- Dataset extract
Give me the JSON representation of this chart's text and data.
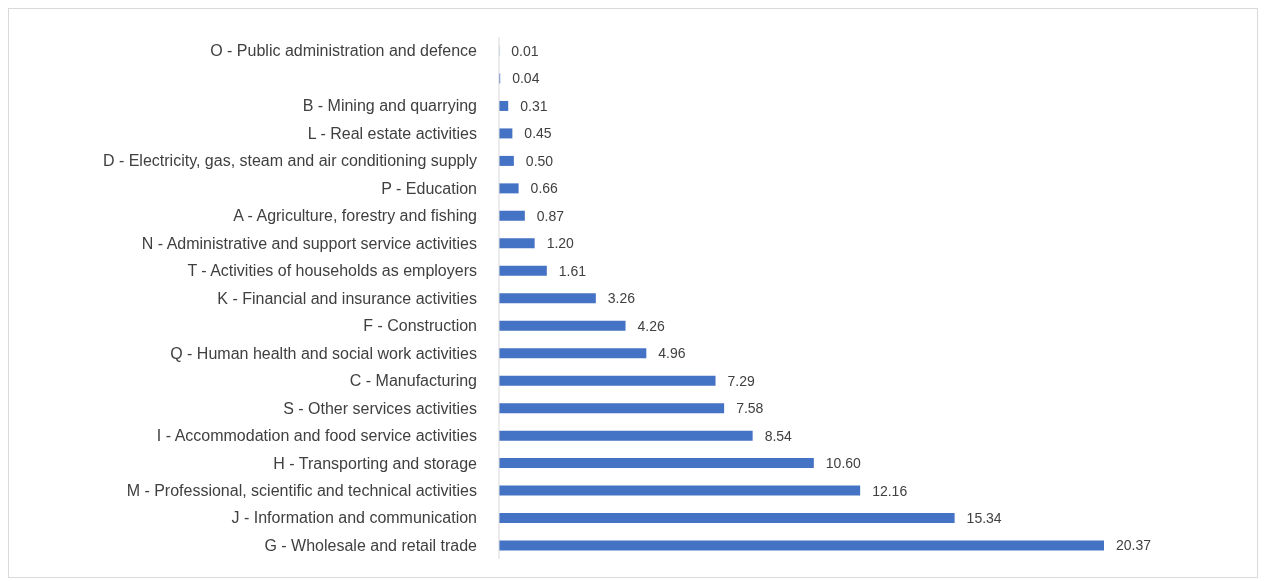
{
  "chart_data": {
    "type": "bar",
    "orientation": "horizontal",
    "data_labels": true,
    "grid": false,
    "legend": false,
    "color": "#4472c4",
    "categories": [
      "O - Public administration and defence",
      null,
      "B - Mining and quarrying",
      "L - Real estate activities",
      "D - Electricity, gas, steam and air conditioning supply",
      "P - Education",
      "A - Agriculture, forestry and fishing",
      "N - Administrative and support service activities",
      "T - Activities of households as employers",
      "K - Financial and insurance activities",
      "F - Construction",
      "Q - Human health and social work activities",
      "C - Manufacturing",
      "S - Other services activities",
      "I - Accommodation and food service activities",
      "H - Transporting and storage",
      "M - Professional, scientific and technical activities",
      "J - Information and communication",
      "G - Wholesale and retail trade"
    ],
    "values": [
      0.01,
      0.04,
      0.31,
      0.45,
      0.5,
      0.66,
      0.87,
      1.2,
      1.61,
      3.26,
      4.26,
      4.96,
      7.29,
      7.58,
      8.54,
      10.6,
      12.16,
      15.34,
      20.37
    ],
    "value_labels": [
      "0.01",
      "0.04",
      "0.31",
      "0.45",
      "0.50",
      "0.66",
      "0.87",
      "1.20",
      "1.61",
      "3.26",
      "4.26",
      "4.96",
      "7.29",
      "7.58",
      "8.54",
      "10.60",
      "12.16",
      "15.34",
      "20.37"
    ]
  }
}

- Your instructions
Write out all the entries again, word for word, and print no images.

- Answer to this task
Give me the JSON representation of this chart's text and data.
{
  "chart_data": {
    "type": "bar",
    "orientation": "horizontal",
    "data_labels": true,
    "grid": false,
    "legend": false,
    "color": "#4472c4",
    "categories": [
      "O - Public administration and defence",
      null,
      "B - Mining and quarrying",
      "L - Real estate activities",
      "D - Electricity, gas, steam and air conditioning supply",
      "P - Education",
      "A - Agriculture, forestry and fishing",
      "N - Administrative and support service activities",
      "T - Activities of households as employers",
      "K - Financial and insurance activities",
      "F - Construction",
      "Q - Human health and social work activities",
      "C - Manufacturing",
      "S - Other services activities",
      "I - Accommodation and food service activities",
      "H - Transporting and storage",
      "M - Professional, scientific and technical activities",
      "J - Information and communication",
      "G - Wholesale and retail trade"
    ],
    "values": [
      0.01,
      0.04,
      0.31,
      0.45,
      0.5,
      0.66,
      0.87,
      1.2,
      1.61,
      3.26,
      4.26,
      4.96,
      7.29,
      7.58,
      8.54,
      10.6,
      12.16,
      15.34,
      20.37
    ],
    "value_labels": [
      "0.01",
      "0.04",
      "0.31",
      "0.45",
      "0.50",
      "0.66",
      "0.87",
      "1.20",
      "1.61",
      "3.26",
      "4.26",
      "4.96",
      "7.29",
      "7.58",
      "8.54",
      "10.60",
      "12.16",
      "15.34",
      "20.37"
    ]
  }
}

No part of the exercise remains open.